### EXERCISE PROMPT
All of the listing below must be repeated word for word. Pictures are the only thing to omit.

===== GIVEN INFORMATION

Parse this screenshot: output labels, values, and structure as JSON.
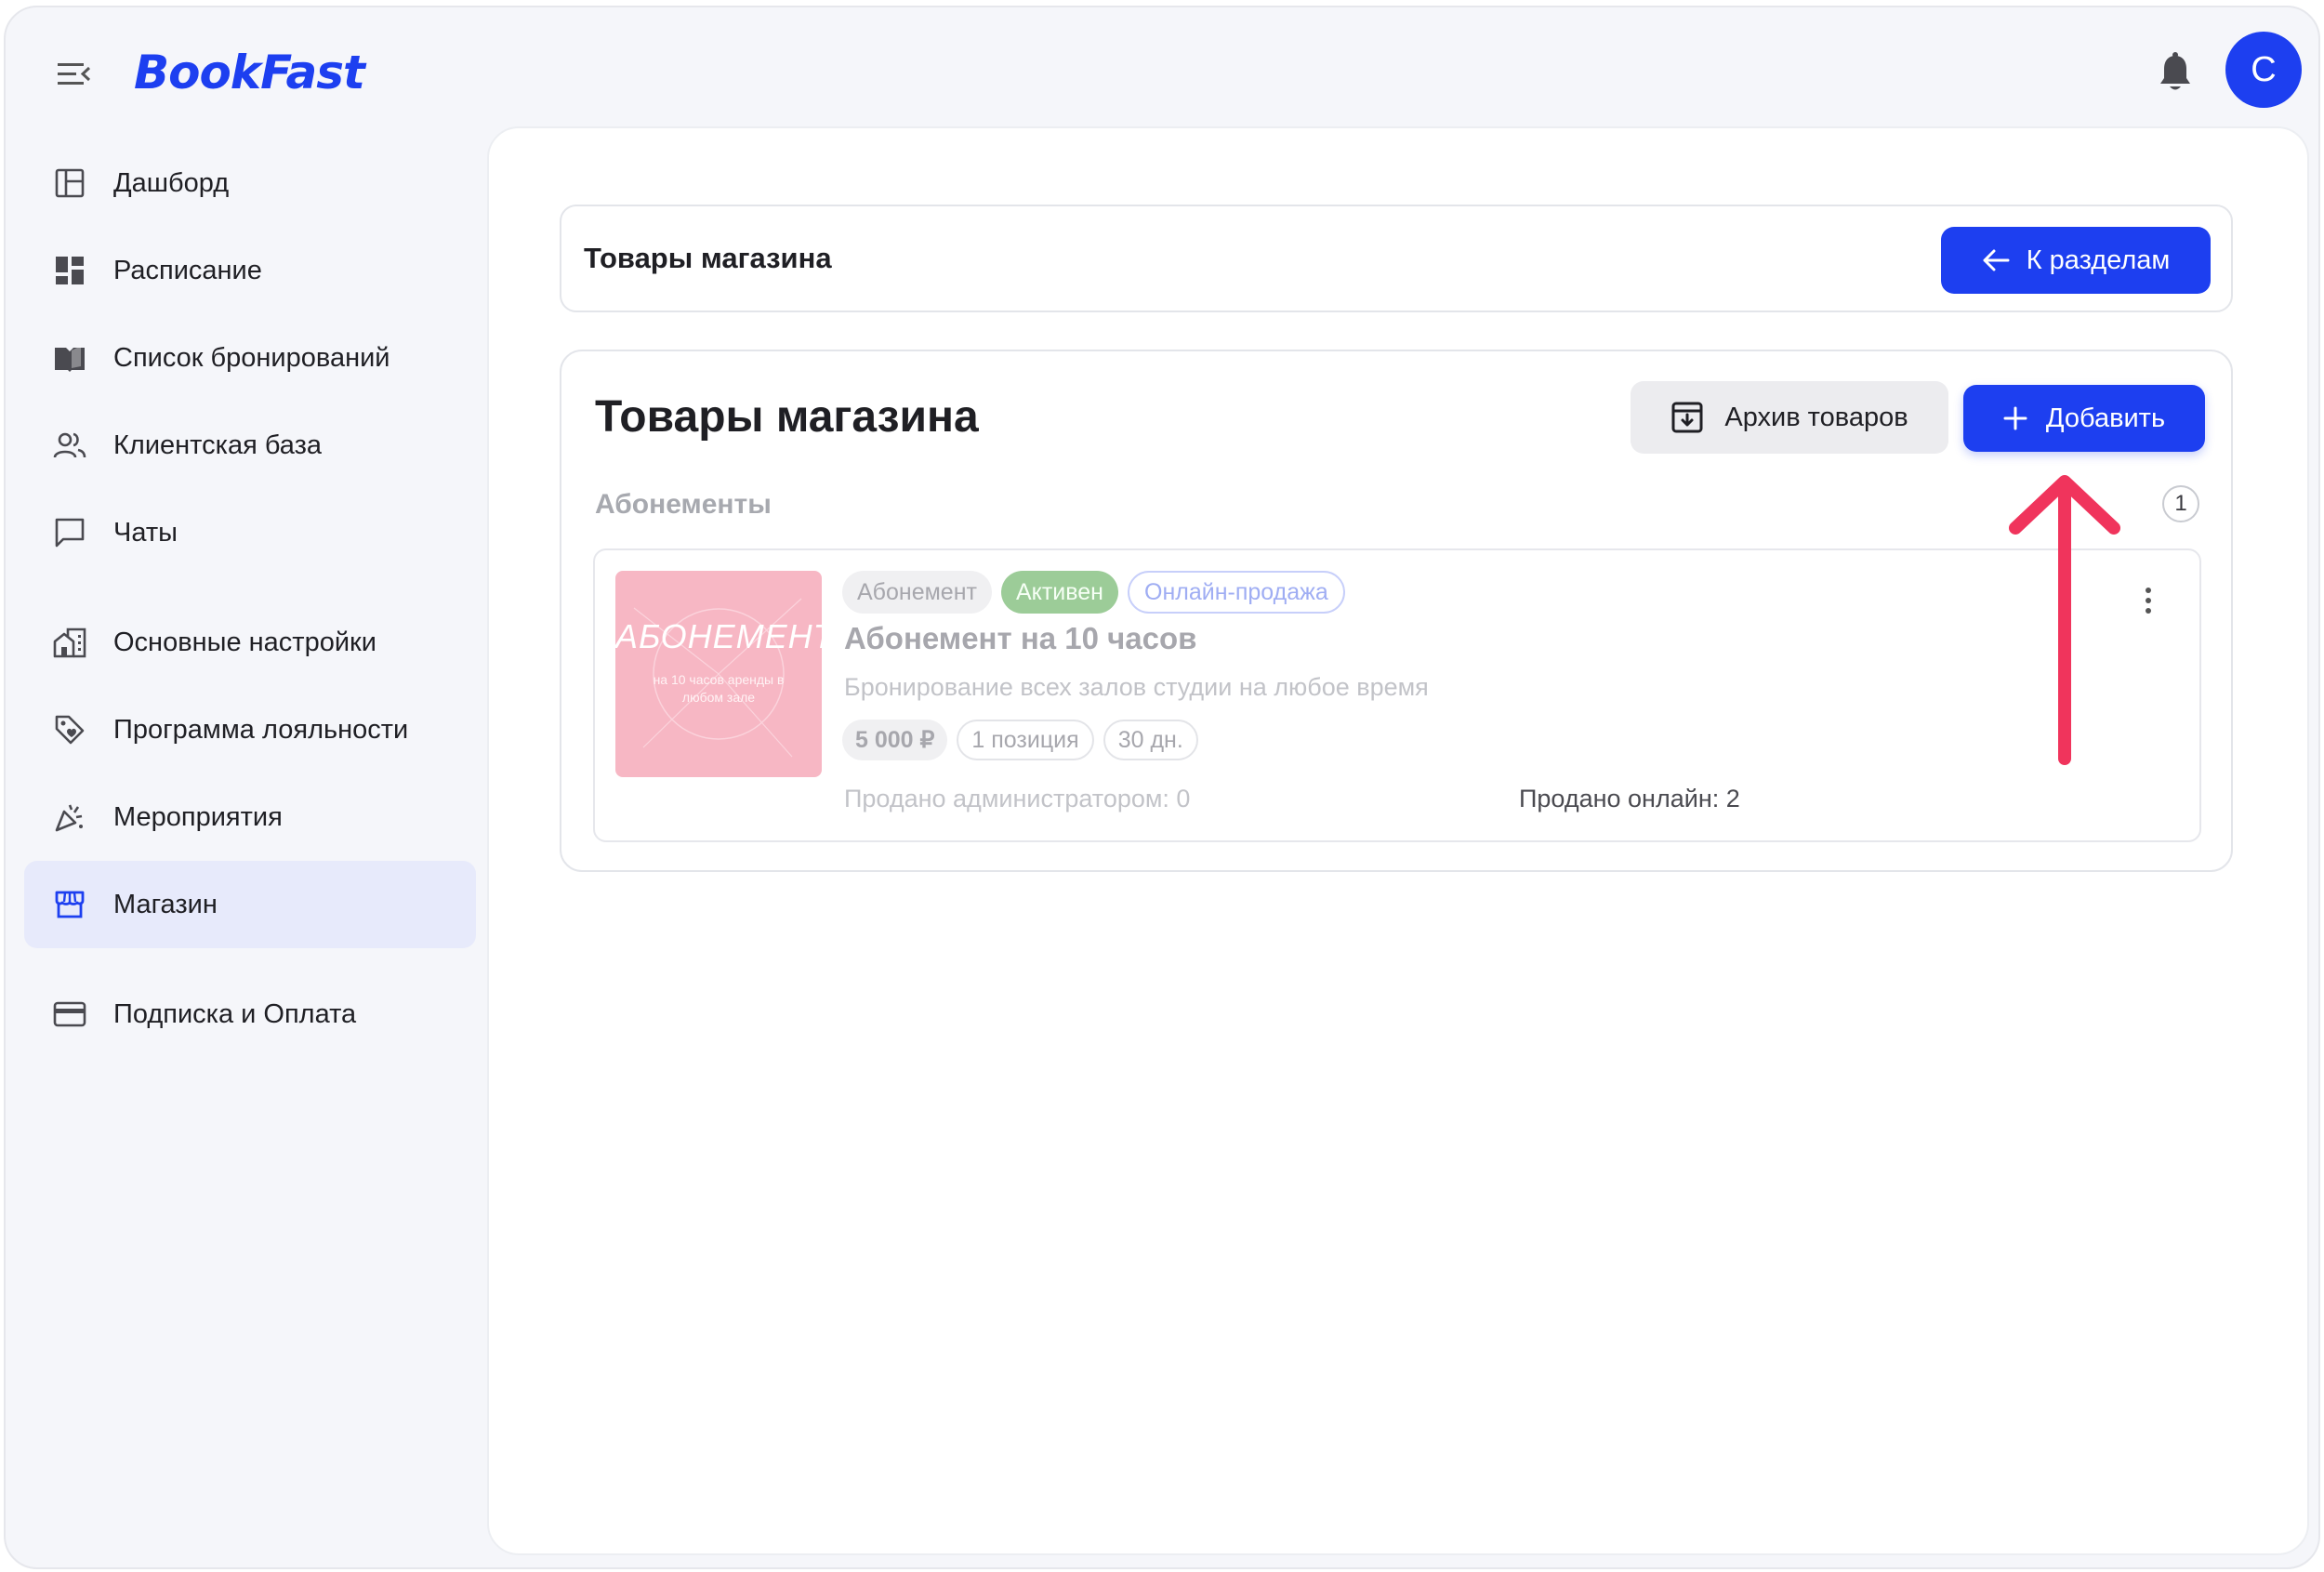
{
  "header": {
    "logo": "BookFast",
    "avatar_letter": "C"
  },
  "sidebar": {
    "items": [
      {
        "label": "Дашборд",
        "icon": "dashboard-icon"
      },
      {
        "label": "Расписание",
        "icon": "schedule-icon"
      },
      {
        "label": "Список бронирований",
        "icon": "bookings-icon"
      },
      {
        "label": "Клиентская база",
        "icon": "clients-icon"
      },
      {
        "label": "Чаты",
        "icon": "chat-icon"
      },
      {
        "label": "Основные настройки",
        "icon": "settings-building-icon"
      },
      {
        "label": "Программа лояльности",
        "icon": "loyalty-tag-icon"
      },
      {
        "label": "Мероприятия",
        "icon": "party-icon"
      },
      {
        "label": "Магазин",
        "icon": "store-icon",
        "active": true
      },
      {
        "label": "Подписка и Оплата",
        "icon": "credit-card-icon"
      }
    ]
  },
  "topbar": {
    "title": "Товары магазина",
    "back_label": "К разделам"
  },
  "main": {
    "title": "Товары магазина",
    "archive_label": "Архив товаров",
    "add_label": "Добавить",
    "section": {
      "label": "Абонементы",
      "count": "1"
    },
    "product": {
      "image_title": "АБОНЕМЕНТ",
      "image_subtitle": "на 10 часов аренды в любом зале",
      "tags": [
        "Абонемент",
        "Активен",
        "Онлайн-продажа"
      ],
      "name": "Абонемент на 10 часов",
      "description": "Бронирование всех залов студии на любое время",
      "price": "5 000 ₽",
      "positions": "1 позиция",
      "duration": "30 дн.",
      "sold_admin": "Продано администратором: 0",
      "sold_online": "Продано онлайн: 2"
    }
  },
  "colors": {
    "accent": "#1d3ff0",
    "active_bg": "#e7eafb",
    "tag_active": "#9ccc98",
    "thumb_pink": "#f7b7c4",
    "annotation_arrow": "#f0345c"
  }
}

==========

### SOLVED PROBLEM
Parse this screenshot: output labels, values, and structure as JSON.
{
  "header": {
    "logo": "BookFast",
    "avatar_letter": "C"
  },
  "sidebar": {
    "items": [
      {
        "label": "Дашборд",
        "icon": "dashboard-icon"
      },
      {
        "label": "Расписание",
        "icon": "schedule-icon"
      },
      {
        "label": "Список бронирований",
        "icon": "bookings-icon"
      },
      {
        "label": "Клиентская база",
        "icon": "clients-icon"
      },
      {
        "label": "Чаты",
        "icon": "chat-icon"
      },
      {
        "label": "Основные настройки",
        "icon": "settings-building-icon"
      },
      {
        "label": "Программа лояльности",
        "icon": "loyalty-tag-icon"
      },
      {
        "label": "Мероприятия",
        "icon": "party-icon"
      },
      {
        "label": "Магазин",
        "icon": "store-icon",
        "active": true
      },
      {
        "label": "Подписка и Оплата",
        "icon": "credit-card-icon"
      }
    ]
  },
  "topbar": {
    "title": "Товары магазина",
    "back_label": "К разделам"
  },
  "main": {
    "title": "Товары магазина",
    "archive_label": "Архив товаров",
    "add_label": "Добавить",
    "section": {
      "label": "Абонементы",
      "count": "1"
    },
    "product": {
      "image_title": "АБОНЕМЕНТ",
      "image_subtitle": "на 10 часов аренды в любом зале",
      "tags": [
        "Абонемент",
        "Активен",
        "Онлайн-продажа"
      ],
      "name": "Абонемент на 10 часов",
      "description": "Бронирование всех залов студии на любое время",
      "price": "5 000 ₽",
      "positions": "1 позиция",
      "duration": "30 дн.",
      "sold_admin": "Продано администратором: 0",
      "sold_online": "Продано онлайн: 2"
    }
  },
  "colors": {
    "accent": "#1d3ff0",
    "active_bg": "#e7eafb",
    "tag_active": "#9ccc98",
    "thumb_pink": "#f7b7c4",
    "annotation_arrow": "#f0345c"
  }
}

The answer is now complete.